Do this
Return each line of the data below verbatim; pictures are to be left out.

Given records
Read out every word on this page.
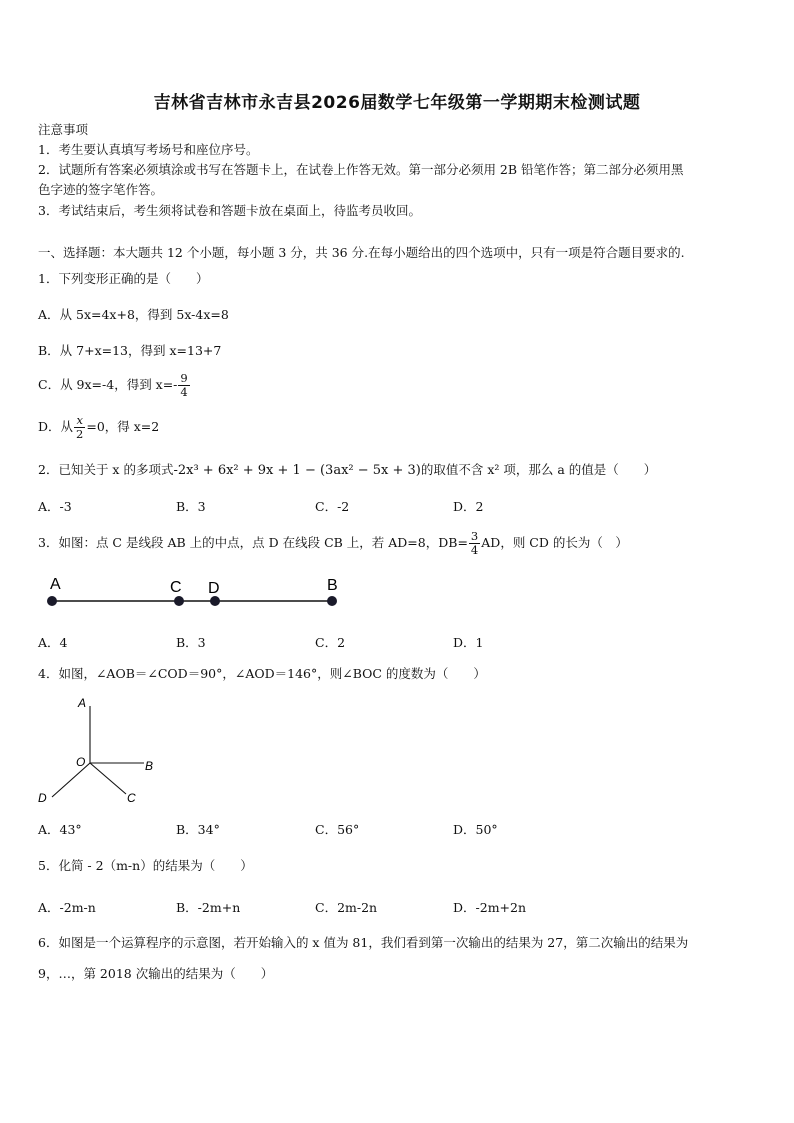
吉林省吉林市永吉县2026届数学七年级第一学期期末检测试题
注意事项
1．考生要认真填写考场号和座位序号。
2．试题所有答案必须填涂或书写在答题卡上，在试卷上作答无效。第一部分必须用 2B 铅笔作答；第二部分必须用黑
色字迹的签字笔作答。
3．考试结束后，考生须将试卷和答题卡放在桌面上，待监考员收回。
一、选择题：本大题共 12 个小题，每小题 3 分，共 36 分.在每小题给出的四个选项中，只有一项是符合题目要求的.
1．下列变形正确的是（　　）
A．从 5x=4x+8，得到 5x-4x=8
B．从 7+x=13，得到 x=13+7
C．从 9x=-4，得到 $x=- \frac{9}{4}$
D．从 $\frac{x}{2} =0$，得 x=2
2．已知关于 x 的多项式-2x³ + 6x² + 9x + 1 − (3ax² − 5x + 3)的取值不含 x² 项，那么 a 的值是（　　）
A．-3	B．3	C．-2	D．2
3．如图：点 C 是线段 AB 上的中点，点 D 在线段 CB 上，若 AD=8，$DB= \frac{3}{4}$ AD，则 CD 的长为（　）
A	C D	B
A．4	B．3	C．2	D．1
4．如图，∠AOB＝∠COD＝90°，∠AOD＝146°，则∠BOC 的度数为（　　）
A
O	B
D	C
A．43°	B．34°	C．56°	D．50°
5．化简 - 2（m-n）的结果为（　　）
A．-2m-n	B．-2m+n	C．2m-2n	D．-2m+2n
6．如图是一个运算程序的示意图，若开始输入的 x 值为 81，我们看到第一次输出的结果为 27，第二次输出的结果为
9，…，第 2018 次输出的结果为（　　）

The solution
Read out every word on this page.
吉林省吉林市永吉县2026届数学七年级第一学期期末检测试题
注意事项
1．考生要认真填写考场号和座位序号。
2．试题所有答案必须填涂或书写在答题卡上，在试卷上作答无效。第一部分必须用 2B 铅笔作答；第二部分必须用黑
色字迹的签字笔作答。
3．考试结束后，考生须将试卷和答题卡放在桌面上，待监考员收回。
一、选择题：本大题共 12 个小题，每小题 3 分，共 36 分.在每小题给出的四个选项中，只有一项是符合题目要求的.
1．下列变形正确的是（　　）
A．从 5x=4x+8，得到 5x-4x=8
B．从 7+x=13，得到 x=13+7
C．从 9x=-4，得到 $x=- \frac{9}{4}$
D．从 $\frac{x}{2} =0$，得 x=2
2．已知关于 x 的多项式-2x³ + 6x² + 9x + 1 − (3ax² − 5x + 3)的取值不含 x² 项，那么 a 的值是（　　）
A．-3	B．3	C．-2	D．2
3．如图：点 C 是线段 AB 上的中点，点 D 在线段 CB 上，若 AD=8，$DB= \frac{3}{4}$ AD，则 CD 的长为（　）
A	C D	B
A．4	B．3	C．2	D．1
4．如图，∠AOB＝∠COD＝90°，∠AOD＝146°，则∠BOC 的度数为（　　）
A
O	B
D	C
A．43°	B．34°	C．56°	D．50°
5．化简 - 2（m-n）的结果为（　　）
A．-2m-n	B．-2m+n	C．2m-2n	D．-2m+2n
6．如图是一个运算程序的示意图，若开始输入的 x 值为 81，我们看到第一次输出的结果为 27，第二次输出的结果为
9，…，第 2018 次输出的结果为（　　）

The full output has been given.